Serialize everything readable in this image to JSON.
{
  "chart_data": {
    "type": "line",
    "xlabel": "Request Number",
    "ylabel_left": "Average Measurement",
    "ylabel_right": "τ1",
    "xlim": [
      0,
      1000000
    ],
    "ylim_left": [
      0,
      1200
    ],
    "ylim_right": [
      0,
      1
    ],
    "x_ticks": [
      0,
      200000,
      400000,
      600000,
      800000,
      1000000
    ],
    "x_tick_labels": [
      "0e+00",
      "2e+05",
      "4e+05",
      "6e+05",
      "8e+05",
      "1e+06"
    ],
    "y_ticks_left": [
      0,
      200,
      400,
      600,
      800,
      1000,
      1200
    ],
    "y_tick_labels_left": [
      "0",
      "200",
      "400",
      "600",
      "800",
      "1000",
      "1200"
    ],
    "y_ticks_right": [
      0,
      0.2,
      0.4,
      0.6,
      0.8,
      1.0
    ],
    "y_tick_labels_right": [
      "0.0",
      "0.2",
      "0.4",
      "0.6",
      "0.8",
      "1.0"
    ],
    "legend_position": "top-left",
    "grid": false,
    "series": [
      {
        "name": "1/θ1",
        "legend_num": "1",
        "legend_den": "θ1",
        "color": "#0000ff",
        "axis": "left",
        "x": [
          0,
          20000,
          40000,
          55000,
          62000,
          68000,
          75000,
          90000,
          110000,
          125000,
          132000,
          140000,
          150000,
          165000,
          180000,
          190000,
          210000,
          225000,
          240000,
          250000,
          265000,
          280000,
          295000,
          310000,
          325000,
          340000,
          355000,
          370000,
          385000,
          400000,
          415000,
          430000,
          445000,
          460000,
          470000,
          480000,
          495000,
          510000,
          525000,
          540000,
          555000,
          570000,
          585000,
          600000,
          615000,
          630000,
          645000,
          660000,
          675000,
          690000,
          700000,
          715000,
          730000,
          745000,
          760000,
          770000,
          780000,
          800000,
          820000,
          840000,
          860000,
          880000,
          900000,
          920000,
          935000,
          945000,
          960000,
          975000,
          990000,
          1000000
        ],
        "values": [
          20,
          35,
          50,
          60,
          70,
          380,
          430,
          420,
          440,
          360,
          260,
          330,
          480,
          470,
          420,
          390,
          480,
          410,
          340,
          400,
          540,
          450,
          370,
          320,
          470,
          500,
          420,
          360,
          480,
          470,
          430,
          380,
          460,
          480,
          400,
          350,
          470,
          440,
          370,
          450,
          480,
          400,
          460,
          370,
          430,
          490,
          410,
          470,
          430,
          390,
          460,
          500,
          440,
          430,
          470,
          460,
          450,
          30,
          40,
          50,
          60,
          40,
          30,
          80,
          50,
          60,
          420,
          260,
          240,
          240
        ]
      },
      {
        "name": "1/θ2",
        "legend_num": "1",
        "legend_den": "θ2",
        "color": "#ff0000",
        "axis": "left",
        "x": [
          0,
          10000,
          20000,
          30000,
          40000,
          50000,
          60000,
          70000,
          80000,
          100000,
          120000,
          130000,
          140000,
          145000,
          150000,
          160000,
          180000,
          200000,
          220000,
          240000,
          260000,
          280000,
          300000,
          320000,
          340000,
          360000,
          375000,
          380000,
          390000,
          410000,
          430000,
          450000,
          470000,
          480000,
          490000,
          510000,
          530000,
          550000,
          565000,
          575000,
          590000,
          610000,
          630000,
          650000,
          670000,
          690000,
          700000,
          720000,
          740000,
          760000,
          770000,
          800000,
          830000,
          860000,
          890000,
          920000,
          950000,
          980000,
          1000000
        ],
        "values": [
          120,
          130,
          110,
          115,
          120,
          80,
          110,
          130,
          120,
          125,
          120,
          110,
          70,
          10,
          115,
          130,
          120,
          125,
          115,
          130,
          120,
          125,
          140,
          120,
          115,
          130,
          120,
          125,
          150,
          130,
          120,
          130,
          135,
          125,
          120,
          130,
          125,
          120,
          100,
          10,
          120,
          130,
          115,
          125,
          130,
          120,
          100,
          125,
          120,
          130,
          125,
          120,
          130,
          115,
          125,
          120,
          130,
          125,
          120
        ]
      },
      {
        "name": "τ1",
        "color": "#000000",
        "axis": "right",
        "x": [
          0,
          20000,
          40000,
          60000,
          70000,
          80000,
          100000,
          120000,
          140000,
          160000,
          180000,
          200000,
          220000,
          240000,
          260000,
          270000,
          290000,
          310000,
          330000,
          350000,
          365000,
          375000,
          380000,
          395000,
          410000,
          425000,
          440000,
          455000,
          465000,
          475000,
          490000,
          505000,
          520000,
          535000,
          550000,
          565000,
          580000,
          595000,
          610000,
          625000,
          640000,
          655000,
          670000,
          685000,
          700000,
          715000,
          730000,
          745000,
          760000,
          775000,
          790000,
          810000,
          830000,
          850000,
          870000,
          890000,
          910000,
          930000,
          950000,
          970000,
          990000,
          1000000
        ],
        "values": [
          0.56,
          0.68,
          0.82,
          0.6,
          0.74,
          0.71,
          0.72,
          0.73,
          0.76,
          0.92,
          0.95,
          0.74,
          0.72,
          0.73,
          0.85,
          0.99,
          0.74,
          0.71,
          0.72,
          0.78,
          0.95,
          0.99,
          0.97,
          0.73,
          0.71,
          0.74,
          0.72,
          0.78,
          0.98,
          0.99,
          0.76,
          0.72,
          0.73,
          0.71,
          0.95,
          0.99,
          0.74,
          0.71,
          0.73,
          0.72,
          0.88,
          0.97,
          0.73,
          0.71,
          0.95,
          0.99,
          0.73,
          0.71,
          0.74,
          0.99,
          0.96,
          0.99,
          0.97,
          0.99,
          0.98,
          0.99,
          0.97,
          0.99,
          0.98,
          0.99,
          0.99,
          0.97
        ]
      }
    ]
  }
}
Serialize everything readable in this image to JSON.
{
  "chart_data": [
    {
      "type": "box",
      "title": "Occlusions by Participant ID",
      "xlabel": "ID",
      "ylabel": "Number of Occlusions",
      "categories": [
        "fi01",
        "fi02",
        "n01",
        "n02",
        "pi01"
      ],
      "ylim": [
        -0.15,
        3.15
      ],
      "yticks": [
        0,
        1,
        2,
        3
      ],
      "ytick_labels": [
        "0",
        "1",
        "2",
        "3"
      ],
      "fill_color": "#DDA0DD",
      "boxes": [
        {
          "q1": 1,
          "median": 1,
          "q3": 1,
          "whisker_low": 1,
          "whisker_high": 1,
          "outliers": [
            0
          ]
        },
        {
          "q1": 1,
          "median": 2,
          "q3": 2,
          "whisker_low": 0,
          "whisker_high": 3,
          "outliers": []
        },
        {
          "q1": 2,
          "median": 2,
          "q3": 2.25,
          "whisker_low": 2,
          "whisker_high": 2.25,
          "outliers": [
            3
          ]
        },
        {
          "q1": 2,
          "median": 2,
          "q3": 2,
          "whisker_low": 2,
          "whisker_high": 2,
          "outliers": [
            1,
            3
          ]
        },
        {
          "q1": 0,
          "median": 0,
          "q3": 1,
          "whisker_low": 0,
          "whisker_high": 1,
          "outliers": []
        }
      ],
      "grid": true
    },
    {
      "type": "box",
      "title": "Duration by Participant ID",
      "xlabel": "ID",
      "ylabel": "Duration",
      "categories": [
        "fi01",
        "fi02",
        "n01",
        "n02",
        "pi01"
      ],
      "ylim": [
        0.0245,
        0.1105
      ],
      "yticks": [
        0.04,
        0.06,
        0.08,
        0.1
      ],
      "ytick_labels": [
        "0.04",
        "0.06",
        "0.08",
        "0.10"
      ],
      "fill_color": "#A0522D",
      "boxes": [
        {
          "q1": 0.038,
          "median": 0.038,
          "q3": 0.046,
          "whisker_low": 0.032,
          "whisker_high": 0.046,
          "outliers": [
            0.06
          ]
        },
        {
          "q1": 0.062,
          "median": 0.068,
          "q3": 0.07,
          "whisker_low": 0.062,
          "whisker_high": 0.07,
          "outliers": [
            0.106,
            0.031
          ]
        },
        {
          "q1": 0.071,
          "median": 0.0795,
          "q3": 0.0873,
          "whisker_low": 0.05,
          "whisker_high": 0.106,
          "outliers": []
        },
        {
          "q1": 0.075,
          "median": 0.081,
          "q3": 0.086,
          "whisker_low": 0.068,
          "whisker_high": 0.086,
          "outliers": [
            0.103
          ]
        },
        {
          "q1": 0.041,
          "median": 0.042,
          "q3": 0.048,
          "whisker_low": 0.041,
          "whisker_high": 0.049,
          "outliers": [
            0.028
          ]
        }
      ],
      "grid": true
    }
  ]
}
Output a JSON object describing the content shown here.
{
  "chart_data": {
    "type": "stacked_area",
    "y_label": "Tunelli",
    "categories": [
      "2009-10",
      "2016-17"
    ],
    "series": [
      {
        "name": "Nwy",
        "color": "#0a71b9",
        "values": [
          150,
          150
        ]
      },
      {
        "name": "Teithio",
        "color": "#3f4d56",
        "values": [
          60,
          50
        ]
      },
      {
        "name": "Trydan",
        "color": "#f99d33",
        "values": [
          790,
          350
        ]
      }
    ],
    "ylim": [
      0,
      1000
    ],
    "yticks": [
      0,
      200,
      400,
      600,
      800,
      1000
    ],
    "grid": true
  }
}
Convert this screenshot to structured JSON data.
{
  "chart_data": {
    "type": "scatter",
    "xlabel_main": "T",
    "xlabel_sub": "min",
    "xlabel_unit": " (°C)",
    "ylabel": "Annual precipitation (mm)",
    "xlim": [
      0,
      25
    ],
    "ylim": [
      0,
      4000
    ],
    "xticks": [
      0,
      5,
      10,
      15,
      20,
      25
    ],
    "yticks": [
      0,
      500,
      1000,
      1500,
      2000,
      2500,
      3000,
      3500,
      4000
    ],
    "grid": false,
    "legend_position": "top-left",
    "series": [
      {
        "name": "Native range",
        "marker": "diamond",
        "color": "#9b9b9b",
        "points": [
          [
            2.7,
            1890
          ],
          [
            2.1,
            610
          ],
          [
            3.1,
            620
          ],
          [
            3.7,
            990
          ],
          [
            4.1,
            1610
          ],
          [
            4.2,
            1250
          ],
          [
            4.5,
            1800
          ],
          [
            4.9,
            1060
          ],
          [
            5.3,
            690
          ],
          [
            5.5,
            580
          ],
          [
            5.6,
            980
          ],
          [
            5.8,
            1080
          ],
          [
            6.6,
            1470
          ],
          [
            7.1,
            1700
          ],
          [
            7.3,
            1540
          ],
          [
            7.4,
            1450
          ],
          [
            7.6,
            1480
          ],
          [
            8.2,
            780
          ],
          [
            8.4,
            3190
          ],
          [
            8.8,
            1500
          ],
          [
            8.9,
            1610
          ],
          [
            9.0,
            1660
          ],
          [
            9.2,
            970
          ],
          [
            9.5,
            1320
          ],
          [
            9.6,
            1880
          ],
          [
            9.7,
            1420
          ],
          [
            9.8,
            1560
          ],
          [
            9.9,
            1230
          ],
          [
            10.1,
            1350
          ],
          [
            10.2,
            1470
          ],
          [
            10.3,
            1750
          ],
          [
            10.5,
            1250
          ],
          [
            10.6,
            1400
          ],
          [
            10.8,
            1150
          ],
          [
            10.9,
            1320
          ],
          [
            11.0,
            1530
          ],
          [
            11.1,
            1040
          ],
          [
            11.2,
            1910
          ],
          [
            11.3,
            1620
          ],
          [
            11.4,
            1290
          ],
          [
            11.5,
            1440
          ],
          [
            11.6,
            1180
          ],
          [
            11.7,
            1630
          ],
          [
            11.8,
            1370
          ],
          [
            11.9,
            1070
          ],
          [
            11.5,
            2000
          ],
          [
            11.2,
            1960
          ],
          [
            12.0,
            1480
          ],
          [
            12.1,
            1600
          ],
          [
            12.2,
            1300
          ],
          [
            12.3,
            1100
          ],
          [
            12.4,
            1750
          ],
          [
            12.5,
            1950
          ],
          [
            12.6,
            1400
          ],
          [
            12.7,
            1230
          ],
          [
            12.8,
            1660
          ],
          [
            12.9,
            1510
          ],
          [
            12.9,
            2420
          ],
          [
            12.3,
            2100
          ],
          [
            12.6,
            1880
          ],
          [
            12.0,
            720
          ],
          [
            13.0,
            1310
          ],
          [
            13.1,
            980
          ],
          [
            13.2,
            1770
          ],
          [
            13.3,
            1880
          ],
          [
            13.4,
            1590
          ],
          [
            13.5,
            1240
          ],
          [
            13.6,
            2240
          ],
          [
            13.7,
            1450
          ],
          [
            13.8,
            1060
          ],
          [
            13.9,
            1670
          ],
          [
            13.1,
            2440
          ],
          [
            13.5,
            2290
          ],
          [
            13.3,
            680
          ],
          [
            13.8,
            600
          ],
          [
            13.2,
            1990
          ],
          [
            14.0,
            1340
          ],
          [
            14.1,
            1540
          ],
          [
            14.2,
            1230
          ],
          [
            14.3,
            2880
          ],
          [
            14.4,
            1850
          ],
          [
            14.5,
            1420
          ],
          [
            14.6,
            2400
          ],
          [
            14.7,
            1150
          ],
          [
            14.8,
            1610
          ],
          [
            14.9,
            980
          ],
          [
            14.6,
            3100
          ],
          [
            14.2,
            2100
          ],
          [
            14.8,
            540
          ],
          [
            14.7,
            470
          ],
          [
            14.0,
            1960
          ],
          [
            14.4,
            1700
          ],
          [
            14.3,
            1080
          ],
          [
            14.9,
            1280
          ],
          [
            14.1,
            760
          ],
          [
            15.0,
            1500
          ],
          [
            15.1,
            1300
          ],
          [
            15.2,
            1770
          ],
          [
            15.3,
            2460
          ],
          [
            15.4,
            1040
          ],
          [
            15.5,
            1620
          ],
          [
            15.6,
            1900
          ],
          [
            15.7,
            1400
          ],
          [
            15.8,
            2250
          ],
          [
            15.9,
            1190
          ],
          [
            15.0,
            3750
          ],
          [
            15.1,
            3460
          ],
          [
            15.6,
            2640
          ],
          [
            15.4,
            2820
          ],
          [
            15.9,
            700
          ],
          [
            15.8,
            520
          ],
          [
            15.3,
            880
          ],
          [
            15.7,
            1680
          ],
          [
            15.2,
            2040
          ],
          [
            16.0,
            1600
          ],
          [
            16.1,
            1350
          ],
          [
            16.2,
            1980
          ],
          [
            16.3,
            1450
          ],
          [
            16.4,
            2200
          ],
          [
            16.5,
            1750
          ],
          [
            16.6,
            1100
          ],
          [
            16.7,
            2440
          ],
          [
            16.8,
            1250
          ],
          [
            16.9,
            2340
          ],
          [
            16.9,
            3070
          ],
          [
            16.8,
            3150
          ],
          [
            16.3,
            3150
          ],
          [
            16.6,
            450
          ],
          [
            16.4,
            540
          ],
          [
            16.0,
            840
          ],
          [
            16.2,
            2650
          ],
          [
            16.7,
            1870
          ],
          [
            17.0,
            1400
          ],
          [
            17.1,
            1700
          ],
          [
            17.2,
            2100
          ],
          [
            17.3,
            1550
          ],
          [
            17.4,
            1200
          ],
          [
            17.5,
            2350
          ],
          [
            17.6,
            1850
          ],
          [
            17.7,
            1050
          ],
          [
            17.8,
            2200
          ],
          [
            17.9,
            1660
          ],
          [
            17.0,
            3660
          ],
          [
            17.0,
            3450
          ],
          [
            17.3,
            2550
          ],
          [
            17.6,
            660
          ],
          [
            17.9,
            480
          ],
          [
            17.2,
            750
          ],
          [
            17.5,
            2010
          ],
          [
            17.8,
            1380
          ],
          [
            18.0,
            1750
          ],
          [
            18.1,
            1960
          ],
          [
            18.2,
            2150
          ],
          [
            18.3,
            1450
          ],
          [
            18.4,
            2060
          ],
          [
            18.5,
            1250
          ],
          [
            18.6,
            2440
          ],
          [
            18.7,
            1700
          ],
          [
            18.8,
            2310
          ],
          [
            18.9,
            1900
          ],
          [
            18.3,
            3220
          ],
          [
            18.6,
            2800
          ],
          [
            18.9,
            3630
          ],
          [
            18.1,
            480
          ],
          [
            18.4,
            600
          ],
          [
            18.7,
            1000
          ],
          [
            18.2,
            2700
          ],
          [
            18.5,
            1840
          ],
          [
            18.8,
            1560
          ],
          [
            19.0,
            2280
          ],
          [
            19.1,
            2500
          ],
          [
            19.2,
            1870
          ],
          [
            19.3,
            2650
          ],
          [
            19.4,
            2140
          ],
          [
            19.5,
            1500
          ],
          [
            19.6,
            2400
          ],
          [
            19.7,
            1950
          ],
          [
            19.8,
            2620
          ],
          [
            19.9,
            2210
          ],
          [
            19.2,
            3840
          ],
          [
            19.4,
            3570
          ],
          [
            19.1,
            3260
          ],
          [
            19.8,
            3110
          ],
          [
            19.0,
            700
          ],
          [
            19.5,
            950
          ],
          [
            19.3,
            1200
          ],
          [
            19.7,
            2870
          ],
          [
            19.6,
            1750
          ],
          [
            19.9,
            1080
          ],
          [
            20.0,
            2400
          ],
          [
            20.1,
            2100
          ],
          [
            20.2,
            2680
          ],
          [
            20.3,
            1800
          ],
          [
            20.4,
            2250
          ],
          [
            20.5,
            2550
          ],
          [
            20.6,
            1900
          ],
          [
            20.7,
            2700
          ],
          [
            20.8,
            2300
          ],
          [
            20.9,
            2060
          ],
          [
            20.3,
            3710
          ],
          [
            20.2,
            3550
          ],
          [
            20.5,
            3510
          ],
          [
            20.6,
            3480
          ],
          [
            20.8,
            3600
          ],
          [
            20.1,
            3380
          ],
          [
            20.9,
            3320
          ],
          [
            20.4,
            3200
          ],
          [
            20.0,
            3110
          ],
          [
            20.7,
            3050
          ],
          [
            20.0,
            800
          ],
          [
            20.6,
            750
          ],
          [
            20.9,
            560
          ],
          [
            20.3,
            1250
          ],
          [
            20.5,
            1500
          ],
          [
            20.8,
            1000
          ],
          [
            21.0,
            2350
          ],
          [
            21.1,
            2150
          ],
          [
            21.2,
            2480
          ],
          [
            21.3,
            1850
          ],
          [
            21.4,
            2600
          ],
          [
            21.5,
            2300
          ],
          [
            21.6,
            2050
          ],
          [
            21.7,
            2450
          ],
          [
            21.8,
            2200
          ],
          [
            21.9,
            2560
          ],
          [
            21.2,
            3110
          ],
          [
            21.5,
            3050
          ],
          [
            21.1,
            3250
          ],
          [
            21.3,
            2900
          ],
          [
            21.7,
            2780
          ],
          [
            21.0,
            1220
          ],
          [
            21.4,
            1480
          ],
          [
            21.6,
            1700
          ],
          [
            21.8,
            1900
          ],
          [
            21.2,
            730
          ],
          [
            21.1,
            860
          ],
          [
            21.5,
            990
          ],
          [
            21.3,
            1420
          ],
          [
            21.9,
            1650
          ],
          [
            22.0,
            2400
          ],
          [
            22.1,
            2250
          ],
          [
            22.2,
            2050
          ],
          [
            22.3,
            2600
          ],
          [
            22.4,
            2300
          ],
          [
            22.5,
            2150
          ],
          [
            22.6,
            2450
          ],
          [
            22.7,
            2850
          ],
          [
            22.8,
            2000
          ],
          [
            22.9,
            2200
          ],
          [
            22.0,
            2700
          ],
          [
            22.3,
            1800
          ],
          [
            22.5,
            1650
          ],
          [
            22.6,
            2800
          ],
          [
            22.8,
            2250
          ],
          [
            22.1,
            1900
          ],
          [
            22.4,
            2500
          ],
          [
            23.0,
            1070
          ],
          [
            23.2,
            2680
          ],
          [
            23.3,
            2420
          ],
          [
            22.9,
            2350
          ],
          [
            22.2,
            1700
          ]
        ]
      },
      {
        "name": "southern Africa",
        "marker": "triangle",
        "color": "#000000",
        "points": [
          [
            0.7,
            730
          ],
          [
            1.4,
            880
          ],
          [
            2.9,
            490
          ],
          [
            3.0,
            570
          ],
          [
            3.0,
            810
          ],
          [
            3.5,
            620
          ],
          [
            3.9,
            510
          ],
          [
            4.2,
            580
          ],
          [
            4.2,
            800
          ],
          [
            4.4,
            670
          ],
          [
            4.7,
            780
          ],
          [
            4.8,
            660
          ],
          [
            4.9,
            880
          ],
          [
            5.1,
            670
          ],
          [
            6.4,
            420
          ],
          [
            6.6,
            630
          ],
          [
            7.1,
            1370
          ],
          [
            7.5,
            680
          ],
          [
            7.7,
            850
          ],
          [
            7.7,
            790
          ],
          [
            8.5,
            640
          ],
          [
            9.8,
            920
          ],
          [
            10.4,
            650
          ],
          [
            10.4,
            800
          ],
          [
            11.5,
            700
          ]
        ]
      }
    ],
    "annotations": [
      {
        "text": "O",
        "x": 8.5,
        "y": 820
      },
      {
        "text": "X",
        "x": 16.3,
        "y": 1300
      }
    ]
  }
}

---+---

◆ **TASK DESCRIPTION**
Search the records for the word "JSON" and copy every line where it occurs.

◆ **OUTPUT OF THE TASK**
Serialize everything readable in this image to JSON.
Serialize everything readable in this image to JSON.
Output a JSON object describing the content shown here.
Convert this screenshot to structured JSON data.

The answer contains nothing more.